> Goal of the exercise
Reproduce every line of the entries below word for word, leaving out the pictures.

BEGIN

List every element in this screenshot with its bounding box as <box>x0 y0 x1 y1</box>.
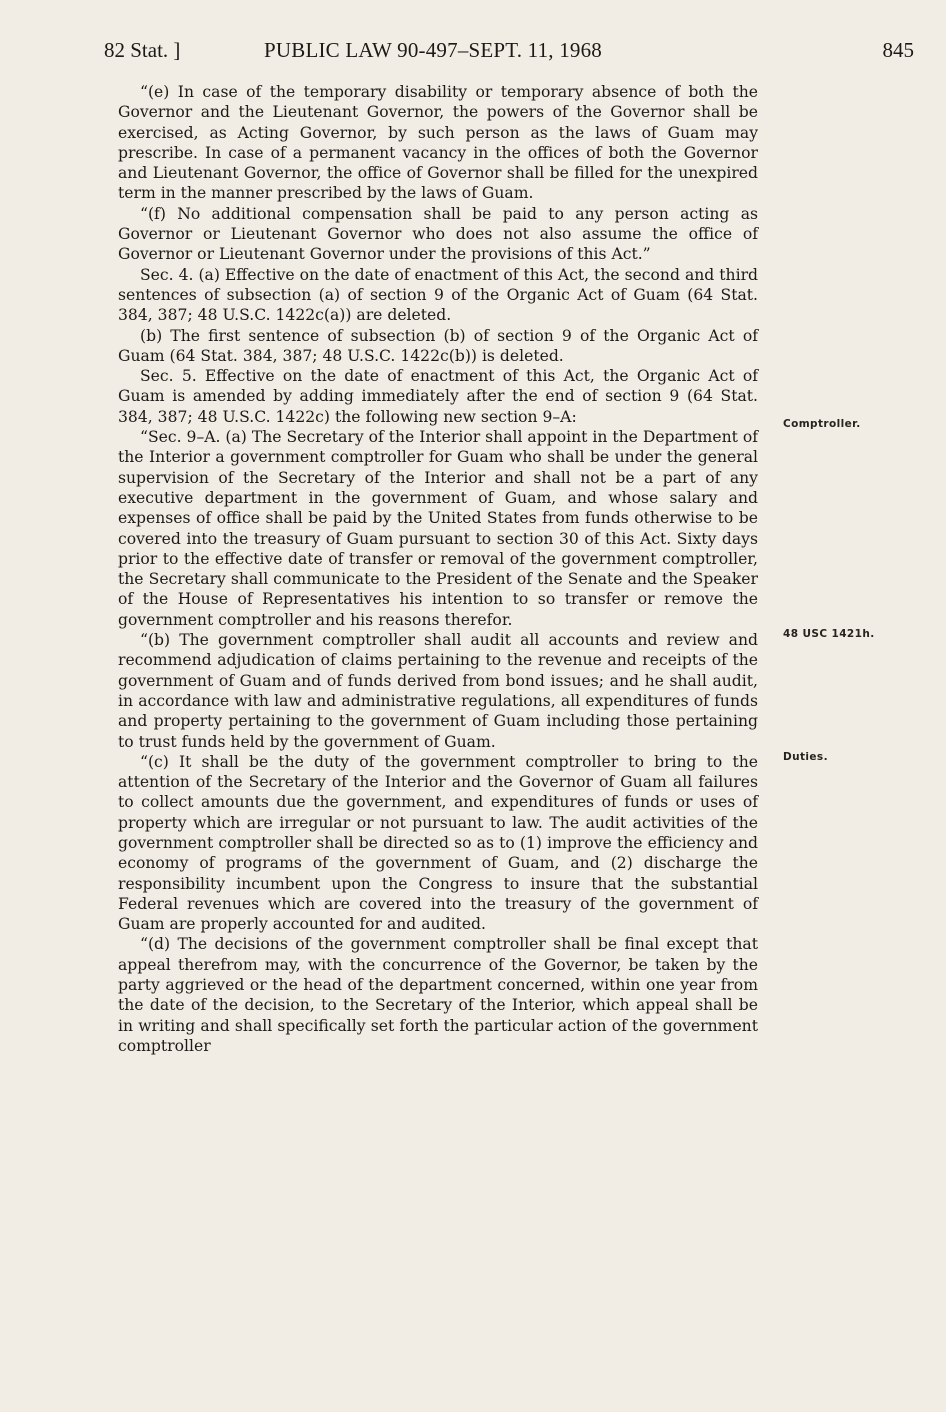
margin-note-comptroller: Comptroller. <box>783 418 861 430</box>
margin-note-duties: Duties. <box>783 751 828 763</box>
paragraph-sec-9a-d: “(d) The decisions of the government comptroller shall be final except that appeal therefrom may, with the concurrence of the Governor, be taken by the party aggrieved or the head of the department concerned, within one year from the date of the decision, to the Secretary of the Interior, which appeal shall be in writing and shall specifically set forth the particular action of the government comptroller <box>118 935 758 1055</box>
paragraph-sec-5: Sec. 5. Effective on the date of enactment of this Act, the Organic Act of Guam is amended by adding immediately after the end of section 9 (64 Stat. 384, 387; 48 U.S.C. 1422c) the following new section 9–A: <box>118 367 758 426</box>
paragraph-subsection-f: “(f) No additional compensation shall be paid to any person acting as Governor or Lieutenant Governor who does not also assume the office of Governor or Lieutenant Governor under the provisions of this Act.” <box>118 204 758 264</box>
margin-note-usc: 48 USC 1421h. <box>783 628 875 640</box>
main-text <box>118 82 758 1056</box>
statute-volume: 82 Stat. ] <box>104 38 181 62</box>
paragraph-subsection-e: “(e) In case of the temporary disability or temporary absence of both the Governor and the Lieutenant Governor, the powers of the Governor shall be exercised, as Acting Governor, by such person as the laws of Guam may prescribe. In case of a permanent vacancy in the offices of both the Governor and Lieutenant Governor, the office of Governor shall be filled for the unexpired term in the manner prescribed by the laws of Guam. <box>118 83 758 203</box>
page-header <box>104 38 914 68</box>
paragraph-sec-9a-b: “(b) The government comptroller shall audit all accounts and review and recommend adjudication of claims pertaining to the revenue and receipts of the government of Guam and of funds derived from bond issues; and he shall audit, in accordance with law and administrative regulations, all expenditures of funds and property pertaining to the government of Guam including those pertaining to trust funds held by the government of Guam. <box>118 631 758 751</box>
running-title: PUBLIC LAW 90-497–SEPT. 11, 1968 <box>264 38 603 62</box>
page-number: 845 <box>882 38 914 62</box>
paragraph-sec-9a-c: “(c) It shall be the duty of the government comptroller to bring to the attention of the Secretary of the Interior and the Governor of Guam all failures to collect amounts due the government, and expenditures of funds or uses of property which are irregular or not pursuant to law. The audit activities of the government comptroller shall be directed so as to (1) improve the efficiency and economy of programs of the government of Guam, and (2) discharge the responsibility incumbent upon the Congress to insure that the substantial Federal revenues which are covered into the treasury of the government of Guam are properly accounted for and audited. <box>118 752 758 934</box>
paragraph-sec-4a: Sec. 4. (a) Effective on the date of enactment of this Act, the second and third sentences of subsection (a) of section 9 of the Organic Act of Guam (64 Stat. 384, 387; 48 U.S.C. 1422c(a)) are deleted. <box>118 265 758 325</box>
paragraph-sec-9a-a: “Sec. 9–A. (a) The Secretary of the Interior shall appoint in the Department of the Interior a government comptroller for Guam who shall be under the general supervision of the Secretary of the Interior and shall not be a part of any executive department in the government of Guam, and whose salary and expenses of office shall be paid by the United States from funds otherwise to be covered into the treasury of Guam pursuant to section 30 of this Act. Sixty days prior to the effective date of transfer or removal of the government comptroller, the Secretary shall communicate to the President of the Senate and the Speaker of the House of Representatives his intention to so transfer or remove the government comptroller and his reasons therefor. <box>118 428 758 629</box>
paragraph-sec-4b: (b) The first sentence of subsection (b) of section 9 of the Organic Act of Guam (64 Stat. 384, 387; 48 U.S.C. 1422c(b)) is deleted. <box>118 326 758 365</box>
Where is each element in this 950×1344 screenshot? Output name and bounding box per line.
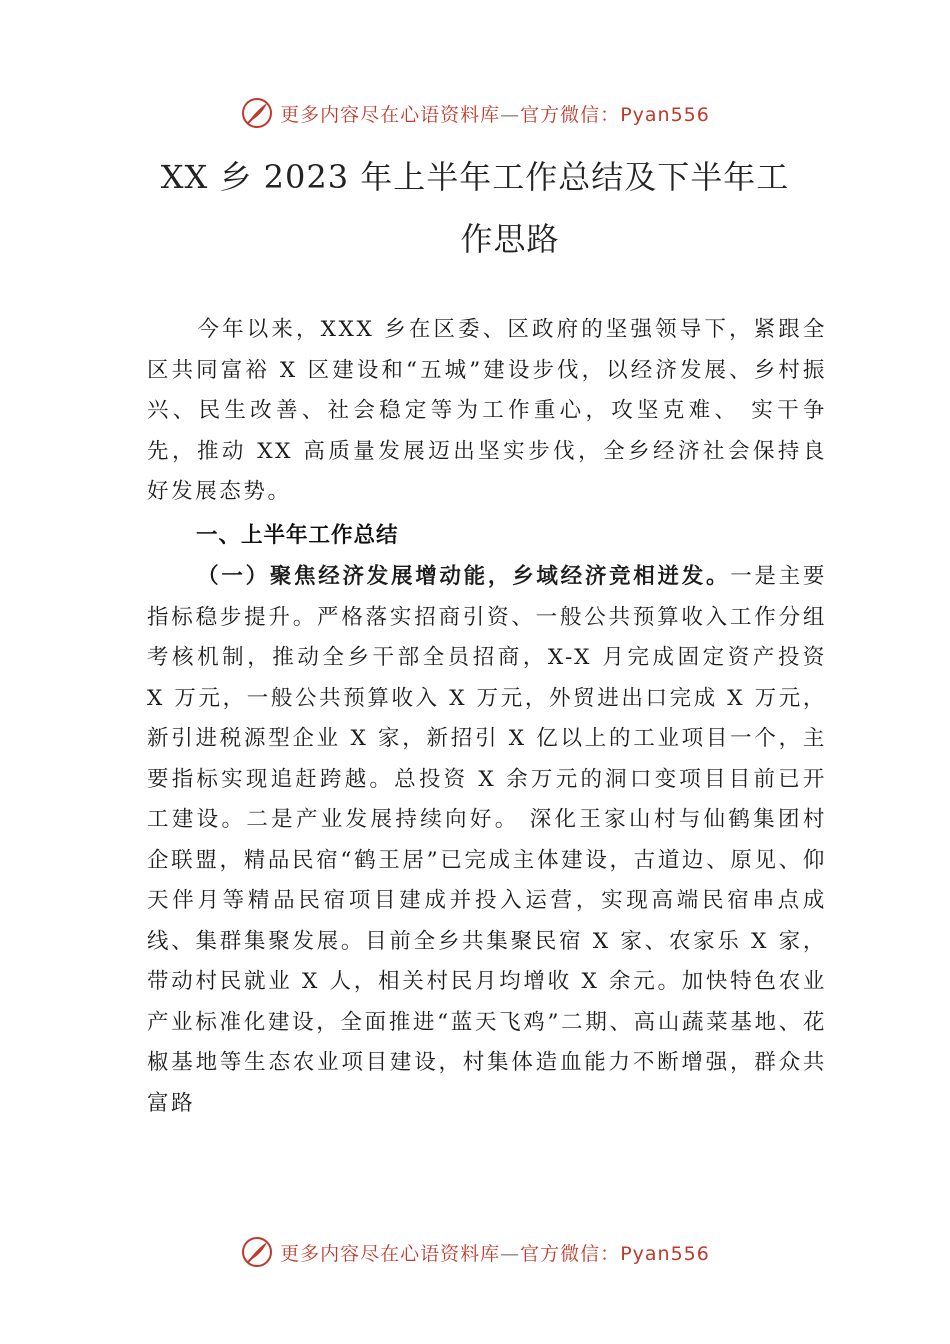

END

> Written solution
List every element in this screenshot with its bounding box as <box>x0 y0 x1 y1</box>.
margin-note-comptroller: Comptroller. <box>783 418 861 430</box>
margin-note-duties: Duties. <box>783 751 828 763</box>
paragraph-sec-9a-d: “(d) The decisions of the government comptroller shall be final except that appeal therefrom may, with the concurrence of the Governor, be taken by the party aggrieved or the head of the department concerned, within one year from the date of the decision, to the Secretary of the Interior, which appeal shall be in writing and shall specifically set forth the particular action of the government comptroller <box>118 935 758 1055</box>
paragraph-sec-5: Sec. 5. Effective on the date of enactment of this Act, the Organic Act of Guam is amended by adding immediately after the end of section 9 (64 Stat. 384, 387; 48 U.S.C. 1422c) the following new section 9–A: <box>118 367 758 426</box>
paragraph-subsection-f: “(f) No additional compensation shall be paid to any person acting as Governor or Lieutenant Governor who does not also assume the office of Governor or Lieutenant Governor under the provisions of this Act.” <box>118 204 758 264</box>
margin-note-usc: 48 USC 1421h. <box>783 628 875 640</box>
main-text <box>118 82 758 1056</box>
statute-volume: 82 Stat. ] <box>104 38 181 62</box>
paragraph-subsection-e: “(e) In case of the temporary disability or temporary absence of both the Governor and the Lieutenant Governor, the powers of the Governor shall be exercised, as Acting Governor, by such person as the laws of Guam may prescribe. In case of a permanent vacancy in the offices of both the Governor and Lieutenant Governor, the office of Governor shall be filled for the unexpired term in the manner prescribed by the laws of Guam. <box>118 83 758 203</box>
page-header <box>104 38 914 68</box>
paragraph-sec-9a-b: “(b) The government comptroller shall audit all accounts and review and recommend adjudication of claims pertaining to the revenue and receipts of the government of Guam and of funds derived from bond issues; and he shall audit, in accordance with law and administrative regulations, all expenditures of funds and property pertaining to the government of Guam including those pertaining to trust funds held by the government of Guam. <box>118 631 758 751</box>
running-title: PUBLIC LAW 90-497–SEPT. 11, 1968 <box>264 38 603 62</box>
page-number: 845 <box>882 38 914 62</box>
paragraph-sec-9a-c: “(c) It shall be the duty of the government comptroller to bring to the attention of the Secretary of the Interior and the Governor of Guam all failures to collect amounts due the government, and expenditures of funds or uses of property which are irregular or not pursuant to law. The audit activities of the government comptroller shall be directed so as to (1) improve the efficiency and economy of programs of the government of Guam, and (2) discharge the responsibility incumbent upon the Congress to insure that the substantial Federal revenues which are covered into the treasury of the government of Guam are properly accounted for and audited. <box>118 752 758 934</box>
paragraph-sec-4a: Sec. 4. (a) Effective on the date of enactment of this Act, the second and third sentences of subsection (a) of section 9 of the Organic Act of Guam (64 Stat. 384, 387; 48 U.S.C. 1422c(a)) are deleted. <box>118 265 758 325</box>
paragraph-sec-9a-a: “Sec. 9–A. (a) The Secretary of the Interior shall appoint in the Department of the Interior a government comptroller for Guam who shall be under the general supervision of the Secretary of the Interior and shall not be a part of any executive department in the government of Guam, and whose salary and expenses of office shall be paid by the United States from funds otherwise to be covered into the treasury of Guam pursuant to section 30 of this Act. Sixty days prior to the effective date of transfer or removal of the government comptroller, the Secretary shall communicate to the President of the Senate and the Speaker of the House of Representatives his intention to so transfer or remove the government comptroller and his reasons therefor. <box>118 428 758 629</box>
paragraph-sec-4b: (b) The first sentence of subsection (b) of section 9 of the Organic Act of Guam (64 Stat. 384, 387; 48 U.S.C. 1422c(b)) is deleted. <box>118 326 758 365</box>
Where is each element in this 950×1344 screenshot? Output name and bounding box per line.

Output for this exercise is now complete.